Assignment
Word for word, retype the entire listing.

·····

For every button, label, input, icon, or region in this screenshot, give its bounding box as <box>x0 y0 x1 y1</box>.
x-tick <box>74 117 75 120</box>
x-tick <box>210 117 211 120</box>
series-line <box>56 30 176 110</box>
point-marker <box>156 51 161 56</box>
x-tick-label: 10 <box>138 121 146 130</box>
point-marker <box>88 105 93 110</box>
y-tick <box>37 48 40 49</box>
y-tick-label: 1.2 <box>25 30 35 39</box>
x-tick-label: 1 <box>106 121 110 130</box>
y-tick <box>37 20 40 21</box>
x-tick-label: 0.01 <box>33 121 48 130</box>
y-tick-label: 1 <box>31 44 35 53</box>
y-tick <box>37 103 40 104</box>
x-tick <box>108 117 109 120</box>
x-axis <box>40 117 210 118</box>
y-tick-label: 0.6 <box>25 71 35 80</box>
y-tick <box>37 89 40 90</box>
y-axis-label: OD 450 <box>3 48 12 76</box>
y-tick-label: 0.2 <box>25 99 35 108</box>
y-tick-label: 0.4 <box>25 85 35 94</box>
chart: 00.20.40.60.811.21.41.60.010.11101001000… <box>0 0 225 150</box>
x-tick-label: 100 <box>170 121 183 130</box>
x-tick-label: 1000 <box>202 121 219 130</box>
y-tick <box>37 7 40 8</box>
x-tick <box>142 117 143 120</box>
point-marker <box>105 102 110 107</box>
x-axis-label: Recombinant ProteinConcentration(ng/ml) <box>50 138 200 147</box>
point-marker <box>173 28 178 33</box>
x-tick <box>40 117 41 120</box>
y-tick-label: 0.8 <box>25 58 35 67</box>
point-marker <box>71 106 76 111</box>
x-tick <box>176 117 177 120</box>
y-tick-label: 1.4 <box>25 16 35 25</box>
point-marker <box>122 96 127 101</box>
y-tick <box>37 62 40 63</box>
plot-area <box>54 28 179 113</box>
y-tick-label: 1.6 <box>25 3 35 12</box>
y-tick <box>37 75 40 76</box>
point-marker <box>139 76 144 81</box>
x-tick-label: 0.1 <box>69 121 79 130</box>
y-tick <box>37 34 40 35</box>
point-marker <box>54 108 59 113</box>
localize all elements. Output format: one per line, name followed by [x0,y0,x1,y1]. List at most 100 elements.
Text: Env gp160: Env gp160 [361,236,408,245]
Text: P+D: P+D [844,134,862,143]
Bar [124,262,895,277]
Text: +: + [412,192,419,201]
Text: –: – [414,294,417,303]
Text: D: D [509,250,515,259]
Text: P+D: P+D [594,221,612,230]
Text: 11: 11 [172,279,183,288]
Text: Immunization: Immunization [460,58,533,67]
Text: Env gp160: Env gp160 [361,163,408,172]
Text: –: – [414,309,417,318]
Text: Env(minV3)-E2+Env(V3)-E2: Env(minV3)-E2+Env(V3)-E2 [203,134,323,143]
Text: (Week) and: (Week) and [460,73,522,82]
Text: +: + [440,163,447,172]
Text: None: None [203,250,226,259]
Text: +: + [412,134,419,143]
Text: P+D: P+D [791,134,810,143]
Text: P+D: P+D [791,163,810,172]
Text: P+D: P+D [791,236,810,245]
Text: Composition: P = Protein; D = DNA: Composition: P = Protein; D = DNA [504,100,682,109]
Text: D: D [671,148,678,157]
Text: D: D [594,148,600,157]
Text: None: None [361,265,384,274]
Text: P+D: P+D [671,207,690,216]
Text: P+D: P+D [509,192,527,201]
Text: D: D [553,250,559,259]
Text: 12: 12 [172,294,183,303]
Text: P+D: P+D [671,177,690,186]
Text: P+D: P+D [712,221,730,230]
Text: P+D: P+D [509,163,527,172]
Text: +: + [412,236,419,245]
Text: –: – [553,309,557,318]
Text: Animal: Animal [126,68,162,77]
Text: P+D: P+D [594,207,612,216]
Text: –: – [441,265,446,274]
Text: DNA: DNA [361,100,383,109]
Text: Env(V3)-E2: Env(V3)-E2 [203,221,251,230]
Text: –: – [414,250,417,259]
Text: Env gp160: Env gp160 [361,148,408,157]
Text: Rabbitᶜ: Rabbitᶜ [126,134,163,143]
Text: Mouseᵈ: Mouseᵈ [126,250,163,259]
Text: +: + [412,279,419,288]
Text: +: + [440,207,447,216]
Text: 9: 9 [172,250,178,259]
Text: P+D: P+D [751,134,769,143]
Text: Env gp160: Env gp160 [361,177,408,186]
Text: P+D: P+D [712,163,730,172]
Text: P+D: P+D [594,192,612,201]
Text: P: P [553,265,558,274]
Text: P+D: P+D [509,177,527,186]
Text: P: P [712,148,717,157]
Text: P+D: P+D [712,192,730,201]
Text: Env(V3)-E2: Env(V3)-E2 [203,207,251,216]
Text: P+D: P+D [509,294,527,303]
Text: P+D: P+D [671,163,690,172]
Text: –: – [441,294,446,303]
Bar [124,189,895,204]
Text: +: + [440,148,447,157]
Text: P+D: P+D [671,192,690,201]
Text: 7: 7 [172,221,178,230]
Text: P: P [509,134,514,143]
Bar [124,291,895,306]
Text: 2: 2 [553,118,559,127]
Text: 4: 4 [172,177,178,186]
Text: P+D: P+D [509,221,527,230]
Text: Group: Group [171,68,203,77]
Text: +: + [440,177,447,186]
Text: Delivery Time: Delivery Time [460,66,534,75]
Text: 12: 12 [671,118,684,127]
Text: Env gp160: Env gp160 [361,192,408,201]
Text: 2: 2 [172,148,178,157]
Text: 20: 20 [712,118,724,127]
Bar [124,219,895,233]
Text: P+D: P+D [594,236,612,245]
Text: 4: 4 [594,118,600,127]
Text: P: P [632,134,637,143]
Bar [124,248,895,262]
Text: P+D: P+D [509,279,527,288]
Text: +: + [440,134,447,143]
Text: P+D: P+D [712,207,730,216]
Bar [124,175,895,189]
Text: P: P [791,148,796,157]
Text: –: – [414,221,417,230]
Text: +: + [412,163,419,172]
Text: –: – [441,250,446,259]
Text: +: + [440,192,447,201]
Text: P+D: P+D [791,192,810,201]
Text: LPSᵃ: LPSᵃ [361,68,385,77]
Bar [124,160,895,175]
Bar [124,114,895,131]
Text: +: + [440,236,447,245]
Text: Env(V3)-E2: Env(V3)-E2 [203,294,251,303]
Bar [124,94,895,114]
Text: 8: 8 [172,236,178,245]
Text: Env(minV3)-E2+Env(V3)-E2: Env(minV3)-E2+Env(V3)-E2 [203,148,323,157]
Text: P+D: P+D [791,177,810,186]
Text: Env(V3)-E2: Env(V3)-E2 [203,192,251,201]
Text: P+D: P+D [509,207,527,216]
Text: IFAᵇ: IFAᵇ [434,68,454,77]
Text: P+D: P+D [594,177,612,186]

·····

Problem solution
For every button, label, input, icon, or region in this screenshot, give its bounding box as <box>x0 y0 x1 y1</box>.
x-tick <box>74 117 75 120</box>
x-tick <box>210 117 211 120</box>
series-line <box>56 30 176 110</box>
point-marker <box>156 51 161 56</box>
x-tick-label: 10 <box>138 121 146 130</box>
point-marker <box>88 105 93 110</box>
y-tick <box>37 48 40 49</box>
y-tick-label: 1.2 <box>25 30 35 39</box>
x-tick-label: 1 <box>106 121 110 130</box>
y-tick <box>37 20 40 21</box>
x-tick-label: 0.01 <box>33 121 48 130</box>
y-tick-label: 1 <box>31 44 35 53</box>
y-tick <box>37 103 40 104</box>
x-tick <box>108 117 109 120</box>
x-axis <box>40 117 210 118</box>
y-tick-label: 0.6 <box>25 71 35 80</box>
y-tick <box>37 89 40 90</box>
y-axis-label: OD 450 <box>3 48 12 76</box>
y-tick-label: 0.2 <box>25 99 35 108</box>
y-tick-label: 0.4 <box>25 85 35 94</box>
chart: 00.20.40.60.811.21.41.60.010.11101001000… <box>0 0 225 150</box>
x-tick-label: 100 <box>170 121 183 130</box>
x-tick-label: 1000 <box>202 121 219 130</box>
y-tick <box>37 7 40 8</box>
x-tick <box>142 117 143 120</box>
point-marker <box>105 102 110 107</box>
x-axis-label: Recombinant ProteinConcentration(ng/ml) <box>50 138 200 147</box>
point-marker <box>173 28 178 33</box>
x-tick <box>40 117 41 120</box>
y-tick-label: 0.8 <box>25 58 35 67</box>
point-marker <box>71 106 76 111</box>
x-tick <box>176 117 177 120</box>
y-tick-label: 1.4 <box>25 16 35 25</box>
point-marker <box>122 96 127 101</box>
y-tick <box>37 62 40 63</box>
plot-area <box>54 28 179 113</box>
y-tick-label: 1.6 <box>25 3 35 12</box>
y-tick <box>37 75 40 76</box>
point-marker <box>139 76 144 81</box>
x-tick-label: 0.1 <box>69 121 79 130</box>
y-tick <box>37 34 40 35</box>
point-marker <box>54 108 59 113</box>
localize all elements. Output format: one per line, name followed by [x0,y0,x1,y1]. List at most 100 elements.
Text: Env gp160: Env gp160 [361,236,408,245]
Text: P+D: P+D [844,134,862,143]
Bar [124,262,895,277]
Text: +: + [412,192,419,201]
Text: –: – [414,294,417,303]
Text: D: D [509,250,515,259]
Text: P+D: P+D [594,221,612,230]
Text: 11: 11 [172,279,183,288]
Text: Immunization: Immunization [460,58,533,67]
Text: Env gp160: Env gp160 [361,163,408,172]
Text: –: – [414,309,417,318]
Text: Env(minV3)-E2+Env(V3)-E2: Env(minV3)-E2+Env(V3)-E2 [203,134,323,143]
Text: (Week) and: (Week) and [460,73,522,82]
Text: +: + [440,163,447,172]
Text: None: None [203,250,226,259]
Text: +: + [412,134,419,143]
Text: P+D: P+D [791,134,810,143]
Text: P+D: P+D [791,163,810,172]
Text: P+D: P+D [791,236,810,245]
Text: Composition: P = Protein; D = DNA: Composition: P = Protein; D = DNA [504,100,682,109]
Text: D: D [671,148,678,157]
Text: D: D [594,148,600,157]
Text: None: None [361,265,384,274]
Text: P+D: P+D [671,207,690,216]
Text: P+D: P+D [509,192,527,201]
Text: D: D [553,250,559,259]
Text: 12: 12 [172,294,183,303]
Text: P+D: P+D [671,177,690,186]
Text: P+D: P+D [712,221,730,230]
Text: P+D: P+D [509,163,527,172]
Text: +: + [412,236,419,245]
Text: –: – [553,309,557,318]
Text: Animal: Animal [126,68,162,77]
Text: P+D: P+D [594,207,612,216]
Text: –: – [441,265,446,274]
Text: DNA: DNA [361,100,383,109]
Text: Env(V3)-E2: Env(V3)-E2 [203,221,251,230]
Text: –: – [414,250,417,259]
Text: Env gp160: Env gp160 [361,148,408,157]
Text: Rabbitᶜ: Rabbitᶜ [126,134,163,143]
Text: Mouseᵈ: Mouseᵈ [126,250,163,259]
Text: +: + [412,279,419,288]
Text: +: + [440,207,447,216]
Text: 9: 9 [172,250,178,259]
Text: P+D: P+D [751,134,769,143]
Text: Env gp160: Env gp160 [361,177,408,186]
Text: P+D: P+D [712,163,730,172]
Text: P+D: P+D [594,192,612,201]
Text: P: P [553,265,558,274]
Text: P+D: P+D [509,177,527,186]
Text: P: P [712,148,717,157]
Text: P+D: P+D [712,192,730,201]
Text: Env(V3)-E2: Env(V3)-E2 [203,207,251,216]
Text: P+D: P+D [509,294,527,303]
Text: P+D: P+D [671,163,690,172]
Text: –: – [441,294,446,303]
Bar [124,189,895,204]
Text: +: + [440,148,447,157]
Text: P+D: P+D [671,192,690,201]
Text: 7: 7 [172,221,178,230]
Text: P: P [509,134,514,143]
Bar [124,291,895,306]
Text: 2: 2 [553,118,559,127]
Text: 4: 4 [172,177,178,186]
Text: P+D: P+D [509,221,527,230]
Text: Group: Group [171,68,203,77]
Text: +: + [440,177,447,186]
Text: Delivery Time: Delivery Time [460,66,534,75]
Text: 12: 12 [671,118,684,127]
Text: Env gp160: Env gp160 [361,192,408,201]
Text: 2: 2 [172,148,178,157]
Text: 20: 20 [712,118,724,127]
Bar [124,219,895,233]
Text: P+D: P+D [594,236,612,245]
Text: 4: 4 [594,118,600,127]
Text: P: P [632,134,637,143]
Bar [124,248,895,262]
Text: P+D: P+D [509,279,527,288]
Text: +: + [440,134,447,143]
Text: P+D: P+D [712,207,730,216]
Bar [124,175,895,189]
Text: P: P [791,148,796,157]
Text: –: – [414,221,417,230]
Text: +: + [412,163,419,172]
Text: –: – [441,250,446,259]
Text: +: + [440,192,447,201]
Text: P+D: P+D [791,192,810,201]
Text: LPSᵃ: LPSᵃ [361,68,385,77]
Bar [124,160,895,175]
Bar [124,114,895,131]
Text: +: + [440,236,447,245]
Text: Env(V3)-E2: Env(V3)-E2 [203,294,251,303]
Bar [124,94,895,114]
Text: 8: 8 [172,236,178,245]
Text: Env(minV3)-E2+Env(V3)-E2: Env(minV3)-E2+Env(V3)-E2 [203,148,323,157]
Text: P+D: P+D [791,177,810,186]
Text: Env(V3)-E2: Env(V3)-E2 [203,192,251,201]
Text: P+D: P+D [509,207,527,216]
Text: IFAᵇ: IFAᵇ [434,68,454,77]
Text: P+D: P+D [594,177,612,186]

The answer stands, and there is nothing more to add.